╭──

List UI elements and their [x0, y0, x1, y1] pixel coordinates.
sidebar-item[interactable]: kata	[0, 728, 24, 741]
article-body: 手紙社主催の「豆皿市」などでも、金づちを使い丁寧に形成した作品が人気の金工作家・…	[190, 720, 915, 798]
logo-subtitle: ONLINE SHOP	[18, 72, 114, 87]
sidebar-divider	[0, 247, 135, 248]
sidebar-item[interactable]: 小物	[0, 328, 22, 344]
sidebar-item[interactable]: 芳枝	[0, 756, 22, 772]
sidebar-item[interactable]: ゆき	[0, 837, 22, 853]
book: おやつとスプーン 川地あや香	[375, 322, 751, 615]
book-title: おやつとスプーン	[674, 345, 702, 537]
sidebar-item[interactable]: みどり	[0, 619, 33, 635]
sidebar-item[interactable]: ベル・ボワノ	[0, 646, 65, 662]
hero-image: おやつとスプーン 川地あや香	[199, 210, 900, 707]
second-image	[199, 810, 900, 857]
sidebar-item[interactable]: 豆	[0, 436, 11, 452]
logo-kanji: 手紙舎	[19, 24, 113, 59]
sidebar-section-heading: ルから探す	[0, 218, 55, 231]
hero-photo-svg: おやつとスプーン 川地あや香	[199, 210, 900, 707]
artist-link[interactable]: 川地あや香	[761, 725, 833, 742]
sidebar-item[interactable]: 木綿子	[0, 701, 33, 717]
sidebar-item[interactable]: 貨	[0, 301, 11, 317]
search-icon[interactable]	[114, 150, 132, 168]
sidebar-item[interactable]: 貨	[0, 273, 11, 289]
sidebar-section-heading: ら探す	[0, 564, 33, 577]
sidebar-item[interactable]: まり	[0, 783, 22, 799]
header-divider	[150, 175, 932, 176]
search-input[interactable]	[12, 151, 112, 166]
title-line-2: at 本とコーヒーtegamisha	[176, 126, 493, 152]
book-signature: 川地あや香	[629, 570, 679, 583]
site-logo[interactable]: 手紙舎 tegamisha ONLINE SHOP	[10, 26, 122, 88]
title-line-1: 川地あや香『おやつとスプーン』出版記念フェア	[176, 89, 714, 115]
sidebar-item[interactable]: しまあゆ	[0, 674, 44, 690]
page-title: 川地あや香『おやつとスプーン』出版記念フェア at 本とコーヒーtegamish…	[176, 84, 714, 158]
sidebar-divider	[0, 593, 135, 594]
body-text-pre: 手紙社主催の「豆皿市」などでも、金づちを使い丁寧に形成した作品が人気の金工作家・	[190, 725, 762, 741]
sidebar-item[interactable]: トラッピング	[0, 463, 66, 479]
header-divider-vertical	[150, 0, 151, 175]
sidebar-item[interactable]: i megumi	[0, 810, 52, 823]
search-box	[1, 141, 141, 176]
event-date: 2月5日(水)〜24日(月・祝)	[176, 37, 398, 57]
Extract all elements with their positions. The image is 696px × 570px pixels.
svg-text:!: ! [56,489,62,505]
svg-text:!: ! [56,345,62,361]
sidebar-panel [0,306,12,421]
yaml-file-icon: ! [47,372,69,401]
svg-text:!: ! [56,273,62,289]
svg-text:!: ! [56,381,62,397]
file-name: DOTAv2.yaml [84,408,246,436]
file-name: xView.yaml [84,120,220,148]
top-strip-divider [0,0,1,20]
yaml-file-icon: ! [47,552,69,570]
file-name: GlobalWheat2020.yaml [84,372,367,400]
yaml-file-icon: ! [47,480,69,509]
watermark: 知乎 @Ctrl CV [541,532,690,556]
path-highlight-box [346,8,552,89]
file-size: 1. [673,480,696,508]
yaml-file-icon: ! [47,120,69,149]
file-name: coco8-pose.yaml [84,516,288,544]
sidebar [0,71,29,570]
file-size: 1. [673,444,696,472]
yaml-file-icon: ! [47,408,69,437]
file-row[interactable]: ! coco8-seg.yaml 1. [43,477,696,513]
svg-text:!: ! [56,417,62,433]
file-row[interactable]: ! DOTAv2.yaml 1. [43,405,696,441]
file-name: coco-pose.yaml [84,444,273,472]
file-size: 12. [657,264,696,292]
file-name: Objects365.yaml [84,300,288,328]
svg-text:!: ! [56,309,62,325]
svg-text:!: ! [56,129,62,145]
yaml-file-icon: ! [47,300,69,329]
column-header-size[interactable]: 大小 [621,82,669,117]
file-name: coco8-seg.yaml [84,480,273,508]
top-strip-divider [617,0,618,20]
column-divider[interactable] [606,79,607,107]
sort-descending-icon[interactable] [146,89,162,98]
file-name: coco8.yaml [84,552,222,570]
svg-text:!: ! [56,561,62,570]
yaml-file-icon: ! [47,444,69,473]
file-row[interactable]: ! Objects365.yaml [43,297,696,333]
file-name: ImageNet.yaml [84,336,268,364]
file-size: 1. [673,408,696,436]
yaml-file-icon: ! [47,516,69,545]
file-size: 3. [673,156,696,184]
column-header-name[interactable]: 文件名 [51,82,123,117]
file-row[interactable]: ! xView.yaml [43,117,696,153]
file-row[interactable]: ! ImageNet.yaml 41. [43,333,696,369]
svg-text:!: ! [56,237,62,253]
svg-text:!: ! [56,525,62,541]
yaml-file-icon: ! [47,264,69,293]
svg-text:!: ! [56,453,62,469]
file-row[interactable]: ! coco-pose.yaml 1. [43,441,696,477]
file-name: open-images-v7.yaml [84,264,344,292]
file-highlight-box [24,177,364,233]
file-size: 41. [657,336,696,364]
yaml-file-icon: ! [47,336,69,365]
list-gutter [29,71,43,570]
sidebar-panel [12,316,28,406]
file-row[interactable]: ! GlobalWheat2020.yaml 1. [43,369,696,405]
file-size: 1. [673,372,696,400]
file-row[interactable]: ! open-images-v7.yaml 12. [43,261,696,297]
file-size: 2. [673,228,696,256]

╰──

PROBLEM DETAILS -> Copy everything from the start of the data down to the line containing "126, 493, 152]", including that line.

ANSWER TO THE EXERCISE ->
List UI elements and their [x0, y0, x1, y1] pixel coordinates.
sidebar-item[interactable]: kata	[0, 728, 24, 741]
article-body: 手紙社主催の「豆皿市」などでも、金づちを使い丁寧に形成した作品が人気の金工作家・…	[190, 720, 915, 798]
logo-subtitle: ONLINE SHOP	[18, 72, 114, 87]
sidebar-divider	[0, 247, 135, 248]
sidebar-item[interactable]: 小物	[0, 328, 22, 344]
sidebar-item[interactable]: 芳枝	[0, 756, 22, 772]
sidebar-item[interactable]: ゆき	[0, 837, 22, 853]
book: おやつとスプーン 川地あや香	[375, 322, 751, 615]
book-title: おやつとスプーン	[674, 345, 702, 537]
sidebar-item[interactable]: みどり	[0, 619, 33, 635]
sidebar-item[interactable]: ベル・ボワノ	[0, 646, 65, 662]
hero-image: おやつとスプーン 川地あや香	[199, 210, 900, 707]
second-image	[199, 810, 900, 857]
sidebar-item[interactable]: 豆	[0, 436, 11, 452]
logo-kanji: 手紙舎	[19, 24, 113, 59]
sidebar-section-heading: ルから探す	[0, 218, 55, 231]
hero-photo-svg: おやつとスプーン 川地あや香	[199, 210, 900, 707]
artist-link[interactable]: 川地あや香	[761, 725, 833, 742]
sidebar-item[interactable]: 木綿子	[0, 701, 33, 717]
sidebar-item[interactable]: 貨	[0, 301, 11, 317]
search-icon[interactable]	[114, 150, 132, 168]
sidebar-item[interactable]: 貨	[0, 273, 11, 289]
sidebar-section-heading: ら探す	[0, 564, 33, 577]
sidebar-item[interactable]: まり	[0, 783, 22, 799]
header-divider	[150, 175, 932, 176]
search-input[interactable]	[12, 151, 112, 166]
title-line-2: at 本とコーヒーtegamisha	[176, 126, 493, 152]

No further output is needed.